_CHALLENGE_
Reproduce every entry below precisely. Pictures are excluded from the copy.

──────

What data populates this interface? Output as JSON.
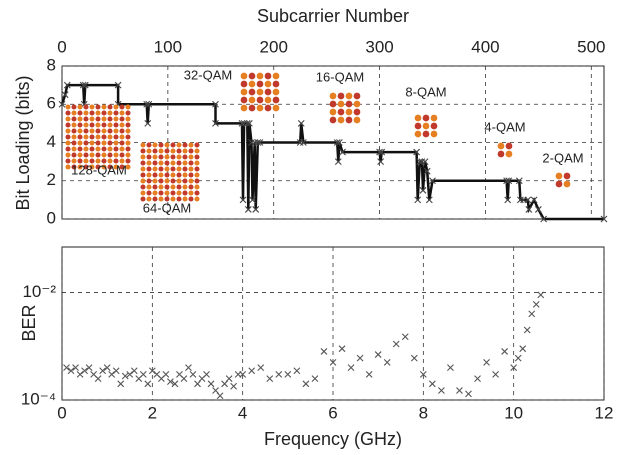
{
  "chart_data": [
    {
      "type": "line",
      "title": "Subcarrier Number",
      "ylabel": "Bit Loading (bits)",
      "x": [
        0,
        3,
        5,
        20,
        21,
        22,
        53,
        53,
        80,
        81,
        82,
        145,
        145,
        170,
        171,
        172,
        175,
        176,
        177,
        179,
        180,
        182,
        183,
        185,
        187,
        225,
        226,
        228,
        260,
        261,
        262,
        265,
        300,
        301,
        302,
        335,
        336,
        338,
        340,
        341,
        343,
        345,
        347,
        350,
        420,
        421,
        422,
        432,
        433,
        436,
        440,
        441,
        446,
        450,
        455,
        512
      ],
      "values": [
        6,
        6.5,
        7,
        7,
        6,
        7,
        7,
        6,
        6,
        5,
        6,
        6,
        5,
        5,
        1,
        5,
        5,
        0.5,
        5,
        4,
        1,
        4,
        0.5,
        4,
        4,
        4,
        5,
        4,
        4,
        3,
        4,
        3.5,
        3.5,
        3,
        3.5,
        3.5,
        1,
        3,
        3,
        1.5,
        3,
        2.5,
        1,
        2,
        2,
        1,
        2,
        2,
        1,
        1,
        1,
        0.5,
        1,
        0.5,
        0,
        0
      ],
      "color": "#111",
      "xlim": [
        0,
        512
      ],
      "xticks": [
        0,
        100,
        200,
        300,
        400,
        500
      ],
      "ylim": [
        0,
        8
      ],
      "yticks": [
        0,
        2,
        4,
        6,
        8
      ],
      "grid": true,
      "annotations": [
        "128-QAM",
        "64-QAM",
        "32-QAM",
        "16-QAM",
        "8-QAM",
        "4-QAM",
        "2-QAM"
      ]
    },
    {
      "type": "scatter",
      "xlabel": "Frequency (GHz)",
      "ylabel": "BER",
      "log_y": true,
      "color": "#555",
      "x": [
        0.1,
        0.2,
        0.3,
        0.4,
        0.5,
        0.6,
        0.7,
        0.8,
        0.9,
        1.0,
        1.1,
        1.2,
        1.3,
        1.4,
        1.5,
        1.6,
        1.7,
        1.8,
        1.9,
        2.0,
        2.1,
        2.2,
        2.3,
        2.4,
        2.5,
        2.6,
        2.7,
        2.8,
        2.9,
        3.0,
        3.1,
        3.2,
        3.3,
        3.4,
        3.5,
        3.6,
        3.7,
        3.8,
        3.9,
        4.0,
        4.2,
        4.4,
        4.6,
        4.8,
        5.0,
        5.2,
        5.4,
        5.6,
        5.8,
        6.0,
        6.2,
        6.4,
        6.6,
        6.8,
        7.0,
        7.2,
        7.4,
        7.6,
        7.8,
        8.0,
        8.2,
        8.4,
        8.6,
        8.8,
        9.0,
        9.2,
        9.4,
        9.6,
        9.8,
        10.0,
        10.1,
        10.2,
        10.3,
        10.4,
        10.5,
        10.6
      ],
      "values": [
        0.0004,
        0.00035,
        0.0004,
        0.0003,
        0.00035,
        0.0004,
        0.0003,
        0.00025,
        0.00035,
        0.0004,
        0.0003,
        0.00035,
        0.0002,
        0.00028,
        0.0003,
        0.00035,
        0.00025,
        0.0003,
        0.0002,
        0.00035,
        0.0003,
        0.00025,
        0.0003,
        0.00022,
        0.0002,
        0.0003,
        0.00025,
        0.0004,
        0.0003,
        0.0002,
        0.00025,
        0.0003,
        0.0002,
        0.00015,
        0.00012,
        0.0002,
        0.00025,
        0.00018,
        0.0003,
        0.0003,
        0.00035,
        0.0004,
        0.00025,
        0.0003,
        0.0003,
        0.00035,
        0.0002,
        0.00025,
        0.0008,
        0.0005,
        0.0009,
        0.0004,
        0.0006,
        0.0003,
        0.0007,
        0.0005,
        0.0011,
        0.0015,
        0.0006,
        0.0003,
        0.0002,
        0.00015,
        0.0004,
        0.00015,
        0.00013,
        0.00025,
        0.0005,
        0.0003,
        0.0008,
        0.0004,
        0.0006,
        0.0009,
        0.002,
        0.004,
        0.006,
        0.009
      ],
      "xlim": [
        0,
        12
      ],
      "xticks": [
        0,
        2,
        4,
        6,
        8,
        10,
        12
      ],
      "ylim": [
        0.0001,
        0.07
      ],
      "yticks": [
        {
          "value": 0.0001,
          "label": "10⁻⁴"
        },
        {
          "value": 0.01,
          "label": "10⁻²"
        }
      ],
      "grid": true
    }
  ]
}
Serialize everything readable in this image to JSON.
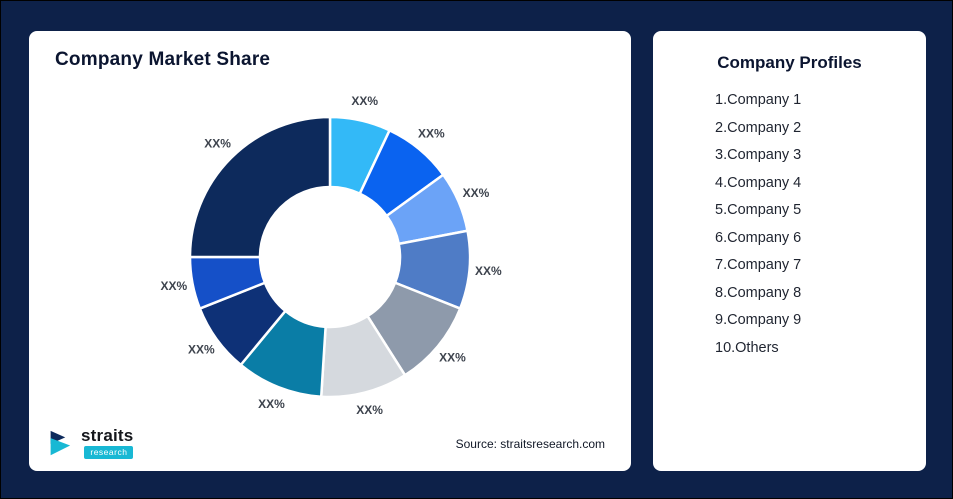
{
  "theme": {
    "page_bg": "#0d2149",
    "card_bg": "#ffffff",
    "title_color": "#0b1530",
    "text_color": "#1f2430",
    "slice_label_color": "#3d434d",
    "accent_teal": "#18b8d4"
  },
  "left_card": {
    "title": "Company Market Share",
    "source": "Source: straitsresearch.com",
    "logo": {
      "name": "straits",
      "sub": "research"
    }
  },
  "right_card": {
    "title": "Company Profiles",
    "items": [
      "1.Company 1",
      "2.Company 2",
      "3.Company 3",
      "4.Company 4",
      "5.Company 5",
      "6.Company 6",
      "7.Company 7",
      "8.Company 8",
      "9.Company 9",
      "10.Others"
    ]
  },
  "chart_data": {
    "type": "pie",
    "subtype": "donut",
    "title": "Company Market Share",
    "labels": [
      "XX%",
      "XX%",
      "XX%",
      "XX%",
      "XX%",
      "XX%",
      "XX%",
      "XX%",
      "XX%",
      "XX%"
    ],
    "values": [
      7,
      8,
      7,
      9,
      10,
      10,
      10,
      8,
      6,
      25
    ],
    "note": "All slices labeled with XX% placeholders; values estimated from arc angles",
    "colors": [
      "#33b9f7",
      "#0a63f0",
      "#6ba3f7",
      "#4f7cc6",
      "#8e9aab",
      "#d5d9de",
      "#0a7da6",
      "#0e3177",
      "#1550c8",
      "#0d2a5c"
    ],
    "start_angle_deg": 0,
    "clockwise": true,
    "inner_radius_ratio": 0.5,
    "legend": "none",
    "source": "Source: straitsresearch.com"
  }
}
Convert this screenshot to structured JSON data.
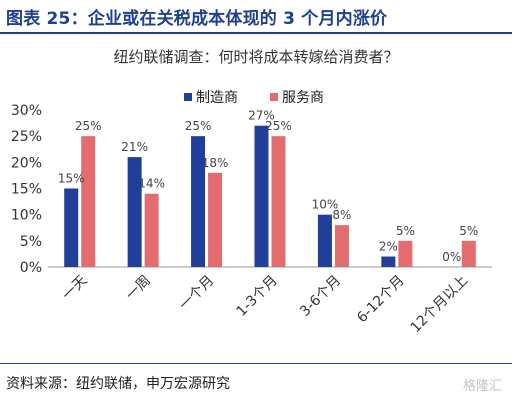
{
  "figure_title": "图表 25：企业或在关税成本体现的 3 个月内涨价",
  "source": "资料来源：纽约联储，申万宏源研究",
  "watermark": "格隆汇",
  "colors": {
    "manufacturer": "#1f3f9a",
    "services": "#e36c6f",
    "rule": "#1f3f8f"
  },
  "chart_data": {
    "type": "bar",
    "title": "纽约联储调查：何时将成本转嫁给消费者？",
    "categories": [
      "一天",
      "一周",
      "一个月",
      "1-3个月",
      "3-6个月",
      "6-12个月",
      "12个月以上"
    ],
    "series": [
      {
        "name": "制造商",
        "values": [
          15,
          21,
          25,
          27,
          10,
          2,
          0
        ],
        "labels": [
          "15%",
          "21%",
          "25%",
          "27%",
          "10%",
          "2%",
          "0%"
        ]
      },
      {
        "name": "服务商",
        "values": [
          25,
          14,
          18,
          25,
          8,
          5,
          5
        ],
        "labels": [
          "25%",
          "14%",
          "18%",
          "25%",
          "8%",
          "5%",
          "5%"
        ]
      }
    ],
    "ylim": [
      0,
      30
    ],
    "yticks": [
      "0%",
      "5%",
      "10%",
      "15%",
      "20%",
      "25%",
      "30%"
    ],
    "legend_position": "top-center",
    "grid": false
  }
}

──────

_EXERCISE OUTPUT_
What data populates this interface? Output as JSON.
{
  "chart_data": [
    {
      "type": "line",
      "title": "Subcarrier Number",
      "ylabel": "Bit Loading (bits)",
      "x": [
        0,
        3,
        5,
        20,
        21,
        22,
        53,
        53,
        80,
        81,
        82,
        145,
        145,
        170,
        171,
        172,
        175,
        176,
        177,
        179,
        180,
        182,
        183,
        185,
        187,
        225,
        226,
        228,
        260,
        261,
        262,
        265,
        300,
        301,
        302,
        335,
        336,
        338,
        340,
        341,
        343,
        345,
        347,
        350,
        420,
        421,
        422,
        432,
        433,
        436,
        440,
        441,
        446,
        450,
        455,
        512
      ],
      "values": [
        6,
        6.5,
        7,
        7,
        6,
        7,
        7,
        6,
        6,
        5,
        6,
        6,
        5,
        5,
        1,
        5,
        5,
        0.5,
        5,
        4,
        1,
        4,
        0.5,
        4,
        4,
        4,
        5,
        4,
        4,
        3,
        4,
        3.5,
        3.5,
        3,
        3.5,
        3.5,
        1,
        3,
        3,
        1.5,
        3,
        2.5,
        1,
        2,
        2,
        1,
        2,
        2,
        1,
        1,
        1,
        0.5,
        1,
        0.5,
        0,
        0
      ],
      "color": "#111",
      "xlim": [
        0,
        512
      ],
      "xticks": [
        0,
        100,
        200,
        300,
        400,
        500
      ],
      "ylim": [
        0,
        8
      ],
      "yticks": [
        0,
        2,
        4,
        6,
        8
      ],
      "grid": true,
      "annotations": [
        "128-QAM",
        "64-QAM",
        "32-QAM",
        "16-QAM",
        "8-QAM",
        "4-QAM",
        "2-QAM"
      ]
    },
    {
      "type": "scatter",
      "xlabel": "Frequency (GHz)",
      "ylabel": "BER",
      "log_y": true,
      "color": "#555",
      "x": [
        0.1,
        0.2,
        0.3,
        0.4,
        0.5,
        0.6,
        0.7,
        0.8,
        0.9,
        1.0,
        1.1,
        1.2,
        1.3,
        1.4,
        1.5,
        1.6,
        1.7,
        1.8,
        1.9,
        2.0,
        2.1,
        2.2,
        2.3,
        2.4,
        2.5,
        2.6,
        2.7,
        2.8,
        2.9,
        3.0,
        3.1,
        3.2,
        3.3,
        3.4,
        3.5,
        3.6,
        3.7,
        3.8,
        3.9,
        4.0,
        4.2,
        4.4,
        4.6,
        4.8,
        5.0,
        5.2,
        5.4,
        5.6,
        5.8,
        6.0,
        6.2,
        6.4,
        6.6,
        6.8,
        7.0,
        7.2,
        7.4,
        7.6,
        7.8,
        8.0,
        8.2,
        8.4,
        8.6,
        8.8,
        9.0,
        9.2,
        9.4,
        9.6,
        9.8,
        10.0,
        10.1,
        10.2,
        10.3,
        10.4,
        10.5,
        10.6
      ],
      "values": [
        0.0004,
        0.00035,
        0.0004,
        0.0003,
        0.00035,
        0.0004,
        0.0003,
        0.00025,
        0.00035,
        0.0004,
        0.0003,
        0.00035,
        0.0002,
        0.00028,
        0.0003,
        0.00035,
        0.00025,
        0.0003,
        0.0002,
        0.00035,
        0.0003,
        0.00025,
        0.0003,
        0.00022,
        0.0002,
        0.0003,
        0.00025,
        0.0004,
        0.0003,
        0.0002,
        0.00025,
        0.0003,
        0.0002,
        0.00015,
        0.00012,
        0.0002,
        0.00025,
        0.00018,
        0.0003,
        0.0003,
        0.00035,
        0.0004,
        0.00025,
        0.0003,
        0.0003,
        0.00035,
        0.0002,
        0.00025,
        0.0008,
        0.0005,
        0.0009,
        0.0004,
        0.0006,
        0.0003,
        0.0007,
        0.0005,
        0.0011,
        0.0015,
        0.0006,
        0.0003,
        0.0002,
        0.00015,
        0.0004,
        0.00015,
        0.00013,
        0.00025,
        0.0005,
        0.0003,
        0.0008,
        0.0004,
        0.0006,
        0.0009,
        0.002,
        0.004,
        0.006,
        0.009
      ],
      "xlim": [
        0,
        12
      ],
      "xticks": [
        0,
        2,
        4,
        6,
        8,
        10,
        12
      ],
      "ylim": [
        0.0001,
        0.07
      ],
      "yticks": [
        {
          "value": 0.0001,
          "label": "10⁻⁴"
        },
        {
          "value": 0.01,
          "label": "10⁻²"
        }
      ],
      "grid": true
    }
  ]
}
Serialize everything readable in this image to JSON.
{
  "theme": {
    "page_bg": "#0d2149",
    "card_bg": "#ffffff",
    "title_color": "#0b1530",
    "text_color": "#1f2430",
    "slice_label_color": "#3d434d",
    "accent_teal": "#18b8d4"
  },
  "left_card": {
    "title": "Company Market Share",
    "source": "Source: straitsresearch.com",
    "logo": {
      "name": "straits",
      "sub": "research"
    }
  },
  "right_card": {
    "title": "Company Profiles",
    "items": [
      "1.Company 1",
      "2.Company 2",
      "3.Company 3",
      "4.Company 4",
      "5.Company 5",
      "6.Company 6",
      "7.Company 7",
      "8.Company 8",
      "9.Company 9",
      "10.Others"
    ]
  },
  "chart_data": {
    "type": "pie",
    "subtype": "donut",
    "title": "Company Market Share",
    "labels": [
      "XX%",
      "XX%",
      "XX%",
      "XX%",
      "XX%",
      "XX%",
      "XX%",
      "XX%",
      "XX%",
      "XX%"
    ],
    "values": [
      7,
      8,
      7,
      9,
      10,
      10,
      10,
      8,
      6,
      25
    ],
    "note": "All slices labeled with XX% placeholders; values estimated from arc angles",
    "colors": [
      "#33b9f7",
      "#0a63f0",
      "#6ba3f7",
      "#4f7cc6",
      "#8e9aab",
      "#d5d9de",
      "#0a7da6",
      "#0e3177",
      "#1550c8",
      "#0d2a5c"
    ],
    "start_angle_deg": 0,
    "clockwise": true,
    "inner_radius_ratio": 0.5,
    "legend": "none",
    "source": "Source: straitsresearch.com"
  }
}
Convert this screenshot to structured JSON data.
{
  "figure_title": "图表 25：企业或在关税成本体现的 3 个月内涨价",
  "source": "资料来源：纽约联储，申万宏源研究",
  "watermark": "格隆汇",
  "colors": {
    "manufacturer": "#1f3f9a",
    "services": "#e36c6f",
    "rule": "#1f3f8f"
  },
  "chart_data": {
    "type": "bar",
    "title": "纽约联储调查：何时将成本转嫁给消费者？",
    "categories": [
      "一天",
      "一周",
      "一个月",
      "1-3个月",
      "3-6个月",
      "6-12个月",
      "12个月以上"
    ],
    "series": [
      {
        "name": "制造商",
        "values": [
          15,
          21,
          25,
          27,
          10,
          2,
          0
        ],
        "labels": [
          "15%",
          "21%",
          "25%",
          "27%",
          "10%",
          "2%",
          "0%"
        ]
      },
      {
        "name": "服务商",
        "values": [
          25,
          14,
          18,
          25,
          8,
          5,
          5
        ],
        "labels": [
          "25%",
          "14%",
          "18%",
          "25%",
          "8%",
          "5%",
          "5%"
        ]
      }
    ],
    "ylim": [
      0,
      30
    ],
    "yticks": [
      "0%",
      "5%",
      "10%",
      "15%",
      "20%",
      "25%",
      "30%"
    ],
    "legend_position": "top-center",
    "grid": false
  }
}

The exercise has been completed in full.